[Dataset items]
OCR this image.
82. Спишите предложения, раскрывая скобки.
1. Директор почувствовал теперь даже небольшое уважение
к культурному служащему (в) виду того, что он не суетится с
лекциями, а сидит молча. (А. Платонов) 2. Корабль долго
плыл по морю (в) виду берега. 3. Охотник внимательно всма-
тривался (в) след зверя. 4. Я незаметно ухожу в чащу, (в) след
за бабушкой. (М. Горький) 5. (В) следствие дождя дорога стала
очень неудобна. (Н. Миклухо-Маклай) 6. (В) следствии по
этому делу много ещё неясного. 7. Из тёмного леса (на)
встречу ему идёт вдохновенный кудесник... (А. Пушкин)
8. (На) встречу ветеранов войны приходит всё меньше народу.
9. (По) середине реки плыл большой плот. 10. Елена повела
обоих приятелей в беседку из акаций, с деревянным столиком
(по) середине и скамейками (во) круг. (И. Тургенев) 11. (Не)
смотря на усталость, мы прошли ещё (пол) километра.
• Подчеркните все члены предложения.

==

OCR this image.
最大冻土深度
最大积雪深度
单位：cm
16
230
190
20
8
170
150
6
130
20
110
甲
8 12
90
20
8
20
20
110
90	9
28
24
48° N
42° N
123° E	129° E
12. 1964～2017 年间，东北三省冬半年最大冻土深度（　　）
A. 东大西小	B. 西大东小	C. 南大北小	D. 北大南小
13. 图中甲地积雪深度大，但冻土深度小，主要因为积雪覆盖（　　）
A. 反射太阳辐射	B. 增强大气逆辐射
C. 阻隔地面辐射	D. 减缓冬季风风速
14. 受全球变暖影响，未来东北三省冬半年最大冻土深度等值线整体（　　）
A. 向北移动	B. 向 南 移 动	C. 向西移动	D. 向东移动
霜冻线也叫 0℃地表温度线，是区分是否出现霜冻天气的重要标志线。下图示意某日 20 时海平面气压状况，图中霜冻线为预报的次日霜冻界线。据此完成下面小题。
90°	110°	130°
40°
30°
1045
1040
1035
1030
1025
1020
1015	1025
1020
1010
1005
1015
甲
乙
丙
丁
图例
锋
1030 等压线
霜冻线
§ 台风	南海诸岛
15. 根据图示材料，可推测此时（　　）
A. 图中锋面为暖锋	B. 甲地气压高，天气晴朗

**What is expected:** Report only the number of lines in the listing that contain the word "предложения".

**Exercise response:** 2